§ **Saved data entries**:
--- --- ---

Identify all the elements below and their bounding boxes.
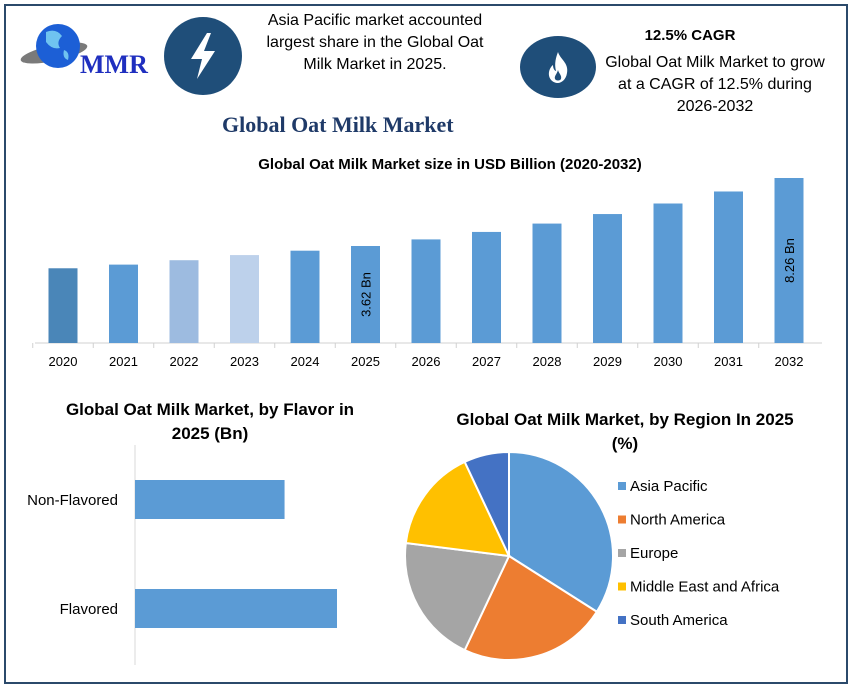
bar-2026 (411, 239, 441, 343)
x-tick-label: 2031 (714, 354, 743, 369)
legend-label: North America (630, 512, 726, 529)
bar-2021 (109, 264, 138, 343)
flame-circle (520, 36, 596, 98)
bar-2022 (169, 260, 199, 343)
cagr-text: Global Oat Milk Market to grow at a CAGR… (605, 54, 825, 115)
x-tick-label: 2028 (533, 354, 562, 369)
slice-europe (404, 541, 511, 652)
bar-2025 (351, 246, 380, 343)
category-label: Flavored (60, 601, 118, 618)
legend-marker (618, 582, 626, 591)
x-tick-label: 2026 (412, 354, 441, 369)
market-size-bar-chart: 2020 2021 2022 2023 2024 2025 3.62 Bn 2026 2027 2… (32, 178, 822, 369)
flavor-bar-chart: Non-Flavored Flavored (27, 445, 337, 665)
legend-label: Europe (630, 545, 678, 562)
bar-2032 (774, 178, 804, 343)
bar-2030 (653, 203, 683, 343)
legend-marker (618, 482, 626, 490)
legend-marker (618, 549, 626, 557)
bar-2031 (714, 191, 743, 343)
slice-middle-east-and-africa (404, 460, 511, 558)
mmr-logo: MMR (16, 20, 156, 80)
bar-2024 (290, 250, 320, 343)
legend-label: Asia Pacific (630, 478, 708, 495)
data-label-2032: 8.26 Bn (782, 238, 797, 283)
x-tick-label: 2027 (472, 354, 501, 369)
bar-2020 (48, 268, 78, 343)
bar-flavored (135, 589, 337, 628)
bar-non-flavored (135, 480, 285, 519)
x-tick-label: 2022 (170, 354, 199, 369)
flame-icon (548, 52, 568, 83)
x-tick-label: 2020 (49, 354, 78, 369)
bar-2029 (593, 214, 622, 343)
x-tick-label: 2025 (351, 354, 380, 369)
region-chart-title: Global Oat Milk Market, by Region In 202… (456, 410, 794, 453)
legend-marker (618, 515, 626, 524)
x-tick-label: 2024 (291, 354, 320, 369)
bar-2023 (230, 255, 259, 343)
legend-marker (618, 616, 626, 624)
legend-label: South America (630, 612, 728, 629)
flavor-chart-title: Global Oat Milk Market, by Flavor in 202… (65, 400, 355, 443)
x-tick-label: 2029 (593, 354, 622, 369)
lightning-circle (164, 17, 242, 95)
bar-chart-title: Global Oat Milk Market size in USD Billi… (258, 156, 642, 173)
data-label-2025: 3.62 Bn (359, 272, 374, 317)
info-asia-pacific: Asia Pacific market accounted largest sh… (266, 12, 484, 73)
legend-label: Middle East and Africa (630, 579, 780, 596)
category-label: Non-Flavored (27, 492, 118, 509)
slice-south-america (463, 450, 510, 557)
infographic-frame (4, 4, 848, 684)
page-title: Global Oat Milk Market (222, 112, 454, 137)
x-tick-label: 2032 (775, 354, 804, 369)
x-tick-label: 2021 (109, 354, 138, 369)
logo-text: MMR (80, 50, 148, 79)
bar-2027 (472, 231, 501, 343)
globe-icon (20, 24, 88, 68)
x-tick-label: 2023 (230, 354, 259, 369)
region-pie-chart: Asia Pacific North America Europe Middle Ea… (404, 450, 780, 661)
bar-2028 (532, 223, 562, 343)
x-tick-label: 2030 (654, 354, 683, 369)
lightning-icon (191, 33, 215, 79)
cagr-title: 12.5% CAGR (644, 27, 736, 44)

--- --- ---

§ **Exercise objective**: Reproduce every line of the records above without any change, and leave out the pictures.

§ **Exercise solution**:
Identify all the elements below and their bounding boxes.
bar-2026 (411, 239, 441, 343)
x-tick-label: 2031 (714, 354, 743, 369)
legend-label: North America (630, 512, 726, 529)
bar-2021 (109, 264, 138, 343)
flame-circle (520, 36, 596, 98)
bar-2022 (169, 260, 199, 343)
cagr-text: Global Oat Milk Market to grow at a CAGR… (605, 54, 825, 115)
x-tick-label: 2028 (533, 354, 562, 369)
slice-europe (404, 541, 511, 652)
bar-2025 (351, 246, 380, 343)
category-label: Flavored (60, 601, 118, 618)
legend-marker (618, 582, 626, 591)
x-tick-label: 2026 (412, 354, 441, 369)
market-size-bar-chart: 2020 2021 2022 2023 2024 2025 3.62 Bn 2026 2027 2… (32, 178, 822, 369)
flavor-bar-chart: Non-Flavored Flavored (27, 445, 337, 665)
legend-label: Europe (630, 545, 678, 562)
bar-2032 (774, 178, 804, 343)
bar-2030 (653, 203, 683, 343)
legend-marker (618, 482, 626, 490)
legend-marker (618, 549, 626, 557)
bar-2031 (714, 191, 743, 343)
slice-middle-east-and-africa (404, 460, 511, 558)
mmr-logo: MMR (16, 20, 156, 80)
bar-2024 (290, 250, 320, 343)
legend-label: Asia Pacific (630, 478, 708, 495)
data-label-2032: 8.26 Bn (782, 238, 797, 283)
x-tick-label: 2027 (472, 354, 501, 369)
bar-2020 (48, 268, 78, 343)
bar-flavored (135, 589, 337, 628)
bar-non-flavored (135, 480, 285, 519)
x-tick-label: 2022 (170, 354, 199, 369)
flame-icon (548, 52, 568, 83)
x-tick-label: 2020 (49, 354, 78, 369)
bar-2029 (593, 214, 622, 343)
x-tick-label: 2025 (351, 354, 380, 369)
region-chart-title: Global Oat Milk Market, by Region In 202… (456, 410, 794, 453)
legend-marker (618, 515, 626, 524)
x-tick-label: 2024 (291, 354, 320, 369)
bar-2023 (230, 255, 259, 343)
legend-marker (618, 616, 626, 624)
legend-label: South America (630, 612, 728, 629)
flavor-chart-title: Global Oat Milk Market, by Flavor in 202… (65, 400, 355, 443)
x-tick-label: 2029 (593, 354, 622, 369)
lightning-circle (164, 17, 242, 95)
bar-chart-title: Global Oat Milk Market size in USD Billi… (258, 156, 642, 173)
data-label-2025: 3.62 Bn (359, 272, 374, 317)
info-asia-pacific: Asia Pacific market accounted largest sh… (266, 12, 484, 73)
legend-label: Middle East and Africa (630, 579, 780, 596)
category-label: Non-Flavored (27, 492, 118, 509)
slice-south-america (463, 450, 510, 557)
infographic-frame (4, 4, 848, 684)
page-title: Global Oat Milk Market (222, 112, 454, 137)
x-tick-label: 2032 (775, 354, 804, 369)
x-tick-label: 2021 (109, 354, 138, 369)
logo-text: MMR (80, 50, 148, 79)
bar-2027 (472, 231, 501, 343)
globe-icon (20, 24, 88, 68)
x-tick-label: 2023 (230, 354, 259, 369)
region-pie-chart: Asia Pacific North America Europe Middle Ea… (404, 450, 780, 661)
bar-2028 (532, 223, 562, 343)
x-tick-label: 2030 (654, 354, 683, 369)
lightning-icon (191, 33, 215, 79)
cagr-title: 12.5% CAGR (644, 27, 736, 44)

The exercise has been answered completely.